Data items
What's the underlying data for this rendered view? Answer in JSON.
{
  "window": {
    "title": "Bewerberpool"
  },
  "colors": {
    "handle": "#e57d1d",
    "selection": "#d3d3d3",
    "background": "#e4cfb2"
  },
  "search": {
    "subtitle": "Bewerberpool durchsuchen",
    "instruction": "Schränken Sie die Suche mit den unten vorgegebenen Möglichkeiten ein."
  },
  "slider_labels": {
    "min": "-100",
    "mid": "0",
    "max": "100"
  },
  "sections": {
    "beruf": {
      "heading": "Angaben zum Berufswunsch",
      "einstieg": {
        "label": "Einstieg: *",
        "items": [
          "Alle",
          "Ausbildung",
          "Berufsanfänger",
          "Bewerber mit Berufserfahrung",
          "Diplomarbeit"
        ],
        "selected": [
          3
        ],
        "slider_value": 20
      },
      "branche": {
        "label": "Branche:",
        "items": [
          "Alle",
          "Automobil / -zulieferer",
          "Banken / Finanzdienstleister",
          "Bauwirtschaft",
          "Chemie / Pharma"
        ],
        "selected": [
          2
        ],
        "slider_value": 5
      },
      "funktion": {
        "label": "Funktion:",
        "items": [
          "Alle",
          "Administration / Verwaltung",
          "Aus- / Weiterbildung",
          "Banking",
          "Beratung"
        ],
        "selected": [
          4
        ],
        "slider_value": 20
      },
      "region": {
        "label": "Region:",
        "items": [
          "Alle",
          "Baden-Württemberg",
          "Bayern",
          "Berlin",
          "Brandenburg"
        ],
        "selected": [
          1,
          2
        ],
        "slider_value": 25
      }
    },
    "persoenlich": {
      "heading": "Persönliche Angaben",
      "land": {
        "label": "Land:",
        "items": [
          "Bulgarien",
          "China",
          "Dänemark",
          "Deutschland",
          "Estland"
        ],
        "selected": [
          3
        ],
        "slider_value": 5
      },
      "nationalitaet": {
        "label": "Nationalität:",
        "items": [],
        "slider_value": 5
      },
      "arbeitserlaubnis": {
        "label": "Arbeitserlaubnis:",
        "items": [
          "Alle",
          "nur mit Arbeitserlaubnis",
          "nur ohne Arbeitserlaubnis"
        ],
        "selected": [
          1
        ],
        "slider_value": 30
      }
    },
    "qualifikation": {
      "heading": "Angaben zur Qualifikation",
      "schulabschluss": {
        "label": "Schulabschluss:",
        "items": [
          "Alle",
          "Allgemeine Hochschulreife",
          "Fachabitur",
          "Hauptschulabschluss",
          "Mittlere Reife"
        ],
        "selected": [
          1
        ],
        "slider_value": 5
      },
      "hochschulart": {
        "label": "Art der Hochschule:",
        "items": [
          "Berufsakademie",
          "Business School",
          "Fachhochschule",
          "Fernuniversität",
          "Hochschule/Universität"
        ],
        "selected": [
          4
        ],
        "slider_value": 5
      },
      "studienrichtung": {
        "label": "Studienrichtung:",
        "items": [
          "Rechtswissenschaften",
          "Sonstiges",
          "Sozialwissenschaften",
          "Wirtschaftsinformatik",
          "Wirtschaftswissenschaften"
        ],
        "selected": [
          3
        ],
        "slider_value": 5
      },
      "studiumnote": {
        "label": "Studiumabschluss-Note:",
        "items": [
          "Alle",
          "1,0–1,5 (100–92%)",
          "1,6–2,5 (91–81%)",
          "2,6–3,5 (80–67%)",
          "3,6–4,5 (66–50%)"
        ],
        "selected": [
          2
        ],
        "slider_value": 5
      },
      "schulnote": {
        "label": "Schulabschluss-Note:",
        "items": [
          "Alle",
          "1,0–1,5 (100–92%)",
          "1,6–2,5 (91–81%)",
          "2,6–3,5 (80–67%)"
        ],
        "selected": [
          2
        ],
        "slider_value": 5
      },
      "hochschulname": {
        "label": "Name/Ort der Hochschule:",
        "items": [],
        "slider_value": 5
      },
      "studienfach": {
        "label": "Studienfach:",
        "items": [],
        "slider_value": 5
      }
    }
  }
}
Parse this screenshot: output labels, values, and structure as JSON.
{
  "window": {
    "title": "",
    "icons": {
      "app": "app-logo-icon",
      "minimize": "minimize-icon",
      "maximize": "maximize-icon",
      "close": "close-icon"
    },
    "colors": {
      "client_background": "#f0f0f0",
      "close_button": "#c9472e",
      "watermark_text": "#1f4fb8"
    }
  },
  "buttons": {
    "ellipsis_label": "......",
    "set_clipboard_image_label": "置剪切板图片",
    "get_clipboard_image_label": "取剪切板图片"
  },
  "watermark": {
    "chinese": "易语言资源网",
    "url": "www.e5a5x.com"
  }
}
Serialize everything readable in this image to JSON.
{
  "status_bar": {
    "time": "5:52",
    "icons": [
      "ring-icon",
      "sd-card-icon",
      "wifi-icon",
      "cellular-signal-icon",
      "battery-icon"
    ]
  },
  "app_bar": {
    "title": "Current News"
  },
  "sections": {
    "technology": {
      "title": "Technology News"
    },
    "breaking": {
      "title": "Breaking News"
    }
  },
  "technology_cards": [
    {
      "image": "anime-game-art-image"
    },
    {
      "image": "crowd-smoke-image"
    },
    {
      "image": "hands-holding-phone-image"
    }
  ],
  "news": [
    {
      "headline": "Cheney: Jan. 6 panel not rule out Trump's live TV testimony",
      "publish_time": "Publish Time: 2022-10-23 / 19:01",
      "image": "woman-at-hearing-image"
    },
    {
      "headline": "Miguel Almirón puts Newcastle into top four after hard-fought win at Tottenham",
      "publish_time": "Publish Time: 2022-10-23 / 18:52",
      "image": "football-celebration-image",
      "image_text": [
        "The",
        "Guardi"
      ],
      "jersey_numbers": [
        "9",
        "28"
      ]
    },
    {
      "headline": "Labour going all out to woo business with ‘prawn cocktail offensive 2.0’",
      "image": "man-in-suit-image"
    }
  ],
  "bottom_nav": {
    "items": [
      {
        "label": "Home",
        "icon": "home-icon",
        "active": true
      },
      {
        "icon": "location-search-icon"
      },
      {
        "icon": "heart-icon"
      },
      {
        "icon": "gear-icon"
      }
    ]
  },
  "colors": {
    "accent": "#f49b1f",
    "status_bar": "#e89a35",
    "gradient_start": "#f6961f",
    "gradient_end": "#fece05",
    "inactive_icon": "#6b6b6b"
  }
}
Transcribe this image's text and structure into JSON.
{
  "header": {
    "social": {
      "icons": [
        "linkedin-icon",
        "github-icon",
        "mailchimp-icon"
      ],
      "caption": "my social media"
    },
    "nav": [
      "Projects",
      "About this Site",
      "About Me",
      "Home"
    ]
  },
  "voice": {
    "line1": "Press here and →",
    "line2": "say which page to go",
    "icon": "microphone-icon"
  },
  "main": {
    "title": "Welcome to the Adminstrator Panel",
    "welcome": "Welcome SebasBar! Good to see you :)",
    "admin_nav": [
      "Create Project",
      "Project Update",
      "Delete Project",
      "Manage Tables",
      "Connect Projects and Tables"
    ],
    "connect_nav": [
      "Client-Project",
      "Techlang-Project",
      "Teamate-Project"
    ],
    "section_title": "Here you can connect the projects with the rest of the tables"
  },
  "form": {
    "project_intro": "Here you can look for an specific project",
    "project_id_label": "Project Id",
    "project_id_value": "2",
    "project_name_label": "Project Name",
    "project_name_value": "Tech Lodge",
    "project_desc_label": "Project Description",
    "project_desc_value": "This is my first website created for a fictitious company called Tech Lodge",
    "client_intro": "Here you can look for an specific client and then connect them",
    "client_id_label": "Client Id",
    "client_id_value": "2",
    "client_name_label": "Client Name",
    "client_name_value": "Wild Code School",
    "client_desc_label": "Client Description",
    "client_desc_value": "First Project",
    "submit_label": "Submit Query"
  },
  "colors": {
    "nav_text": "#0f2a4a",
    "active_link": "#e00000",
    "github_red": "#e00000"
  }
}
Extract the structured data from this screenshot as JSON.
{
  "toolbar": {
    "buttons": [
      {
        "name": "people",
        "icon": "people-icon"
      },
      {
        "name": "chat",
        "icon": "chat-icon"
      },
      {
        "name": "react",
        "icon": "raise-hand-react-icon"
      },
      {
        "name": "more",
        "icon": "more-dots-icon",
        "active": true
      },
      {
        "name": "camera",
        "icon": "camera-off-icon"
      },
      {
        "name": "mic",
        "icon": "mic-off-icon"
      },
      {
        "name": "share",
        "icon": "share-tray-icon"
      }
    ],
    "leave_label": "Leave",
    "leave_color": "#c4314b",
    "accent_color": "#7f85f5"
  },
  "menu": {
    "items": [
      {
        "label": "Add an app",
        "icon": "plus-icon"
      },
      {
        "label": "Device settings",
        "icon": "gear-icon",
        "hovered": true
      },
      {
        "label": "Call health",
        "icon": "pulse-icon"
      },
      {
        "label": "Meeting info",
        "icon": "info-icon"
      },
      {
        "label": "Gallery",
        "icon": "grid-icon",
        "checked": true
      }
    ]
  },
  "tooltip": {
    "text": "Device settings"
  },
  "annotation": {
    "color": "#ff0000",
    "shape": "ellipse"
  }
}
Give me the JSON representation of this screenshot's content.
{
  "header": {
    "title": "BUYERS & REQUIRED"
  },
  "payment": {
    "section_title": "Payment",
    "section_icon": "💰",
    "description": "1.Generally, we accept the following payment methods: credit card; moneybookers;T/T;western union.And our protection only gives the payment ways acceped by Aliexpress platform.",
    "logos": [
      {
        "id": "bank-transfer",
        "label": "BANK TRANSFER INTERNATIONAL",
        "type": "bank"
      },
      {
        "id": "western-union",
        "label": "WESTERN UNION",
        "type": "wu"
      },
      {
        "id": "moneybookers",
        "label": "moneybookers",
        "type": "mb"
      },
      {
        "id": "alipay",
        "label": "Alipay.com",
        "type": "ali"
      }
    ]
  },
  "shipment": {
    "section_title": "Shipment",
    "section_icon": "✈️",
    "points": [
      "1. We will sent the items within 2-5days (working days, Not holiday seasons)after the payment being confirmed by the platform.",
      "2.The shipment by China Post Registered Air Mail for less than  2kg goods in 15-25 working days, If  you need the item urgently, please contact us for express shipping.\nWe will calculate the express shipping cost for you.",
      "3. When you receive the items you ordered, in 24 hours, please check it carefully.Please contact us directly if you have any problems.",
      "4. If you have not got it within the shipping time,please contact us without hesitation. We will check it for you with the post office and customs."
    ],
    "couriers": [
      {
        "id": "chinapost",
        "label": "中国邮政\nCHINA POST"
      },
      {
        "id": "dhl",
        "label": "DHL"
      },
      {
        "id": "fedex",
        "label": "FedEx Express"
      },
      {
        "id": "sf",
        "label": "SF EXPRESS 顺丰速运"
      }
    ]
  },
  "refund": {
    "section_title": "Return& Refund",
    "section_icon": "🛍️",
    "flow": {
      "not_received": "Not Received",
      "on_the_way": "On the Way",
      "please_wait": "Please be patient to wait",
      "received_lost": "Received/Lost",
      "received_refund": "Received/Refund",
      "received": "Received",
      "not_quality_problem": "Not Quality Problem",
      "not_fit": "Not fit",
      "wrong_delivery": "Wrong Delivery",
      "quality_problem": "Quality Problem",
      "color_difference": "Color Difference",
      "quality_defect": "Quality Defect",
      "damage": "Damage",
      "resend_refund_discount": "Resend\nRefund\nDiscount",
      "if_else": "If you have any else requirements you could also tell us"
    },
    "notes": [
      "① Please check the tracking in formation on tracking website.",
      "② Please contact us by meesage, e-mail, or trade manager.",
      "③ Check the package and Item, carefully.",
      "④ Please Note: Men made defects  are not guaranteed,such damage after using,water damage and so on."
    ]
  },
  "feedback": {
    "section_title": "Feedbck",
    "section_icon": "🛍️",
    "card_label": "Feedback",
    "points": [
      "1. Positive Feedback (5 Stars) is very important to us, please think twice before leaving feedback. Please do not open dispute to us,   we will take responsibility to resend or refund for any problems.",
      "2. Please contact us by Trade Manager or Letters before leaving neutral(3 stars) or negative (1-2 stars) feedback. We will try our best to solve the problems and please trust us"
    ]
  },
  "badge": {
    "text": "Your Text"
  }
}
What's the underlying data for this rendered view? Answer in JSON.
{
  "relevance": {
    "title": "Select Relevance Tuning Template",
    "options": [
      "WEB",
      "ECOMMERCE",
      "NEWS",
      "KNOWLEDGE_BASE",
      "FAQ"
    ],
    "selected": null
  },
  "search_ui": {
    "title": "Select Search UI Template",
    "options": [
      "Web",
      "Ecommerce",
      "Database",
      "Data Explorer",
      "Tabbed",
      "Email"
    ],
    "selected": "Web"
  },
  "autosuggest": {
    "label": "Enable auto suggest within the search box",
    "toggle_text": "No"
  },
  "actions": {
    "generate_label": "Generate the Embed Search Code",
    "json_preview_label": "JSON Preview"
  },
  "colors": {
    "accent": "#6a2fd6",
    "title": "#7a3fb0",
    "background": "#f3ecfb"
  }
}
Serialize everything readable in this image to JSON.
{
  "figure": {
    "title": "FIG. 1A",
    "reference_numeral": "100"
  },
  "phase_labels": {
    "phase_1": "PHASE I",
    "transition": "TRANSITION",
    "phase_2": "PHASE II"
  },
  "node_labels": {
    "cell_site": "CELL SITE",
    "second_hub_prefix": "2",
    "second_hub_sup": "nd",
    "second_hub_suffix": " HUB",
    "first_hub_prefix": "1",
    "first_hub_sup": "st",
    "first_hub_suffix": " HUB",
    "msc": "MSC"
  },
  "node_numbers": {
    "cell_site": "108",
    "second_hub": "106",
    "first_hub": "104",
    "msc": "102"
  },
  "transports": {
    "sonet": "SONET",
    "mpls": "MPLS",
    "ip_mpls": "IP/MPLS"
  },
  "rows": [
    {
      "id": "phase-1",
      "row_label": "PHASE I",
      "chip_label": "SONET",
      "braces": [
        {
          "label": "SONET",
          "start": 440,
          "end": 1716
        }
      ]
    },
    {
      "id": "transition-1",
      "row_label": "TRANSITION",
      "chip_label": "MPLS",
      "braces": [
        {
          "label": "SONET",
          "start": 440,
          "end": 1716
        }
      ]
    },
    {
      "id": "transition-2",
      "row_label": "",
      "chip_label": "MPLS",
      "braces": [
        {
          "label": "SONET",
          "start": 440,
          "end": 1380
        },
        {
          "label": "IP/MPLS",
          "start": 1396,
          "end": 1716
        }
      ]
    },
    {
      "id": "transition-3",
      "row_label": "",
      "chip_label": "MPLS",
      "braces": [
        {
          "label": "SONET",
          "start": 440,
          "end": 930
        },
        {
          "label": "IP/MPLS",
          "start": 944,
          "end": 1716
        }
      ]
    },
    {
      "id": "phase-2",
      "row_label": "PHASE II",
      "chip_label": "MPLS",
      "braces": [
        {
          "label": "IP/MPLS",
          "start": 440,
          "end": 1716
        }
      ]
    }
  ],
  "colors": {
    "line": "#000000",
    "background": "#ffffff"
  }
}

What is required ▸ From the data above, copy out every line with the string "within" in it.

Response to this task ▸
      "1. We will sent the items within 2-5days (working days, Not holiday seasons)after the payment being confirmed by the platform.",
      "4. If you have not got it within the shipping time,please contact us without hesitation. We will check it for you with the post office and customs."
    "label": "Enable auto suggest within the search box",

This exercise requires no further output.